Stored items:
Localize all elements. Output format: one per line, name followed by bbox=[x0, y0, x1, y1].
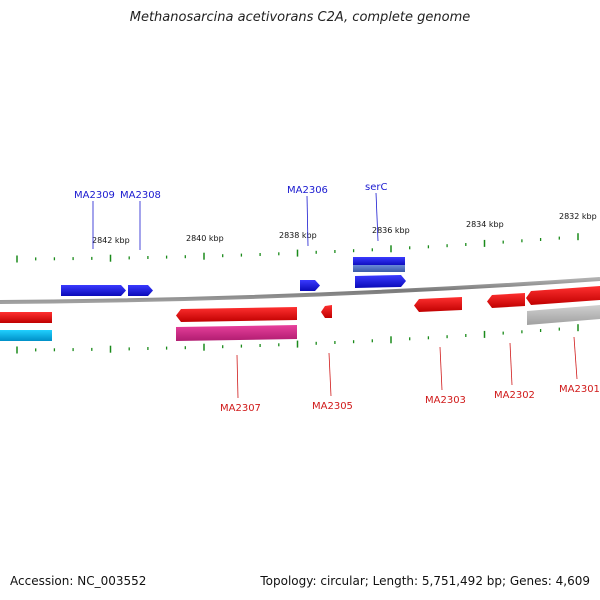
outer-tick-marks bbox=[16, 233, 579, 263]
gene-MA2307-rna[interactable] bbox=[176, 325, 297, 341]
label-MA2309[interactable]: MA2309 bbox=[74, 190, 115, 201]
gene-MA2301-pseudo[interactable] bbox=[527, 305, 600, 325]
gene-MA2308[interactable] bbox=[128, 285, 153, 296]
gene-left-edge-cyan[interactable] bbox=[0, 330, 52, 341]
gene-left-edge-reverse[interactable] bbox=[0, 312, 52, 323]
label-serC[interactable]: serC bbox=[365, 182, 387, 193]
gene-MA2303[interactable] bbox=[414, 297, 462, 312]
gene-MA2306[interactable] bbox=[300, 280, 320, 291]
label-MA2305[interactable]: MA2305 bbox=[312, 401, 353, 412]
gene-serC[interactable] bbox=[355, 275, 406, 288]
label-MA2301[interactable]: MA2301 bbox=[559, 384, 600, 395]
genome-summary-text: Topology: circular; Length: 5,751,492 bp… bbox=[260, 574, 590, 588]
leader-MA2306 bbox=[306, 195, 309, 247]
label-MA2303[interactable]: MA2303 bbox=[425, 395, 466, 406]
leader-MA2303 bbox=[439, 346, 443, 391]
leader-serC bbox=[375, 192, 379, 242]
leader-MA2302 bbox=[509, 342, 513, 386]
gene-serC-rna[interactable] bbox=[353, 257, 405, 266]
label-MA2302[interactable]: MA2302 bbox=[494, 390, 535, 401]
genome-backbone bbox=[0, 277, 600, 304]
scale-label-2832: 2832 kbp bbox=[559, 212, 597, 221]
leader-MA2305 bbox=[328, 352, 332, 397]
accession-text: Accession: NC_003552 bbox=[10, 574, 147, 588]
label-MA2307[interactable]: MA2307 bbox=[220, 403, 261, 414]
leader-MA2301 bbox=[573, 336, 578, 380]
label-MA2308[interactable]: MA2308 bbox=[120, 190, 161, 201]
gene-MA2301[interactable] bbox=[526, 286, 600, 305]
map-title: Methanosarcina acetivorans C2A, complete… bbox=[129, 10, 471, 25]
leader-MA2307 bbox=[236, 354, 239, 399]
scale-label-2840: 2840 kbp bbox=[186, 234, 224, 243]
scale-label-2838: 2838 kbp bbox=[279, 231, 317, 240]
gene-MA2305[interactable] bbox=[321, 305, 332, 318]
gene-MA2307[interactable] bbox=[176, 307, 297, 322]
scale-label-2842: 2842 kbp bbox=[92, 236, 130, 245]
gene-MA2302[interactable] bbox=[487, 293, 525, 308]
scale-label-2834: 2834 kbp bbox=[466, 220, 504, 229]
gene-MA2309[interactable] bbox=[61, 285, 126, 296]
label-MA2306[interactable]: MA2306 bbox=[287, 185, 328, 196]
gene-serC-cds[interactable] bbox=[353, 265, 405, 272]
scale-label-2836: 2836 kbp bbox=[372, 226, 410, 235]
inner-tick-marks bbox=[16, 324, 579, 354]
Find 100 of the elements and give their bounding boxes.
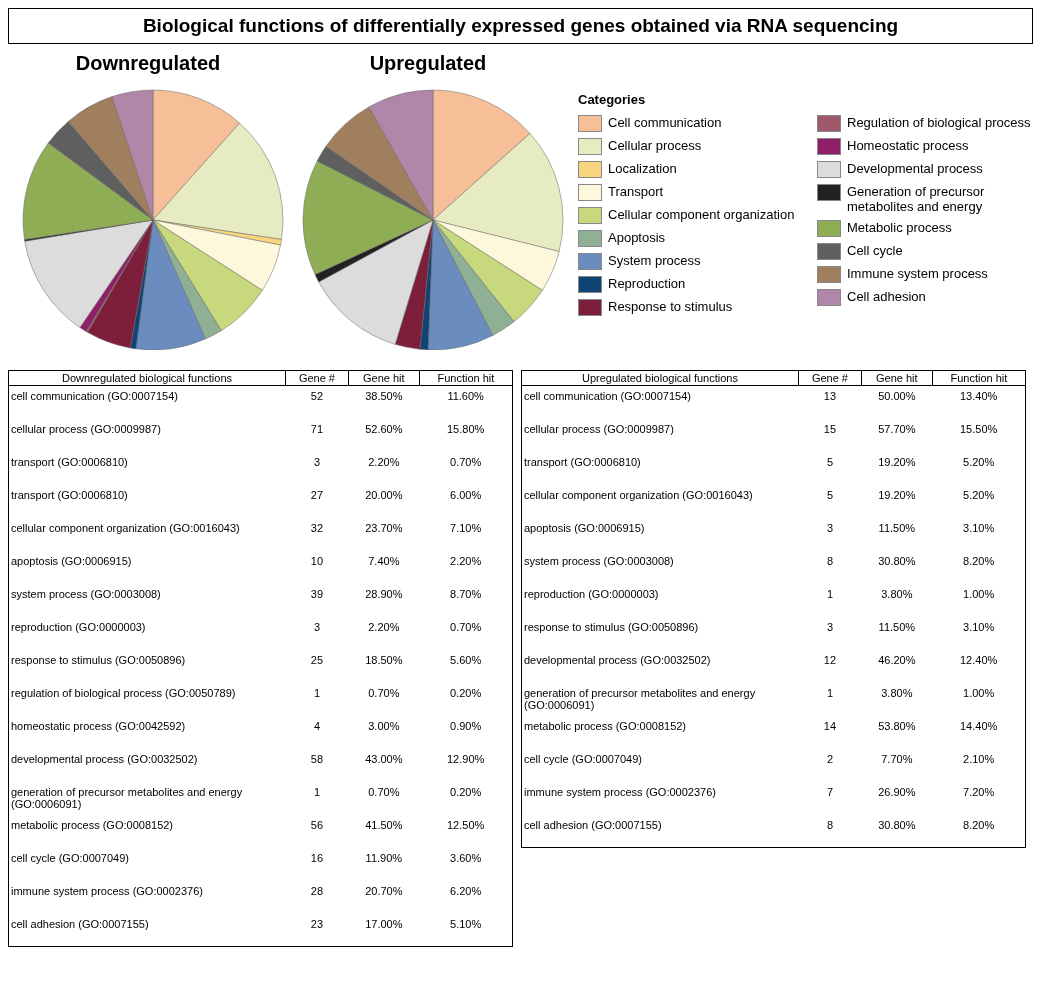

**Work item**
Word-for-word copy, no pictures: write out the entries above in full.

**Answer area**
Localize all elements. Output format: one per line, name followed by bbox=[x0, y0, x1, y1].
outer-tick-marks bbox=[16, 233, 579, 263]
gene-MA2307-rna[interactable] bbox=[176, 325, 297, 341]
label-MA2309[interactable]: MA2309 bbox=[74, 190, 115, 201]
gene-MA2301-pseudo[interactable] bbox=[527, 305, 600, 325]
gene-MA2308[interactable] bbox=[128, 285, 153, 296]
gene-left-edge-cyan[interactable] bbox=[0, 330, 52, 341]
gene-left-edge-reverse[interactable] bbox=[0, 312, 52, 323]
label-serC[interactable]: serC bbox=[365, 182, 387, 193]
gene-MA2303[interactable] bbox=[414, 297, 462, 312]
gene-MA2306[interactable] bbox=[300, 280, 320, 291]
label-MA2305[interactable]: MA2305 bbox=[312, 401, 353, 412]
gene-serC[interactable] bbox=[355, 275, 406, 288]
label-MA2301[interactable]: MA2301 bbox=[559, 384, 600, 395]
genome-summary-text: Topology: circular; Length: 5,751,492 bp… bbox=[260, 574, 590, 588]
leader-MA2306 bbox=[306, 195, 309, 247]
label-MA2303[interactable]: MA2303 bbox=[425, 395, 466, 406]
leader-MA2303 bbox=[439, 346, 443, 391]
leader-serC bbox=[375, 192, 379, 242]
leader-MA2302 bbox=[509, 342, 513, 386]
gene-serC-rna[interactable] bbox=[353, 257, 405, 266]
label-MA2302[interactable]: MA2302 bbox=[494, 390, 535, 401]
genome-backbone bbox=[0, 277, 600, 304]
scale-label-2832: 2832 kbp bbox=[559, 212, 597, 221]
leader-MA2305 bbox=[328, 352, 332, 397]
accession-text: Accession: NC_003552 bbox=[10, 574, 147, 588]
label-MA2307[interactable]: MA2307 bbox=[220, 403, 261, 414]
leader-MA2301 bbox=[573, 336, 578, 380]
label-MA2308[interactable]: MA2308 bbox=[120, 190, 161, 201]
gene-MA2301[interactable] bbox=[526, 286, 600, 305]
map-title: Methanosarcina acetivorans C2A, complete… bbox=[129, 10, 471, 25]
leader-MA2307 bbox=[236, 354, 239, 399]
scale-label-2840: 2840 kbp bbox=[186, 234, 224, 243]
scale-label-2838: 2838 kbp bbox=[279, 231, 317, 240]
gene-MA2305[interactable] bbox=[321, 305, 332, 318]
gene-MA2307[interactable] bbox=[176, 307, 297, 322]
scale-label-2842: 2842 kbp bbox=[92, 236, 130, 245]
gene-MA2302[interactable] bbox=[487, 293, 525, 308]
scale-label-2834: 2834 kbp bbox=[466, 220, 504, 229]
gene-MA2309[interactable] bbox=[61, 285, 126, 296]
label-MA2306[interactable]: MA2306 bbox=[287, 185, 328, 196]
gene-serC-cds[interactable] bbox=[353, 265, 405, 272]
scale-label-2836: 2836 kbp bbox=[372, 226, 410, 235]
inner-tick-marks bbox=[16, 324, 579, 354]
Find 100 of the elements and give their bounding boxes.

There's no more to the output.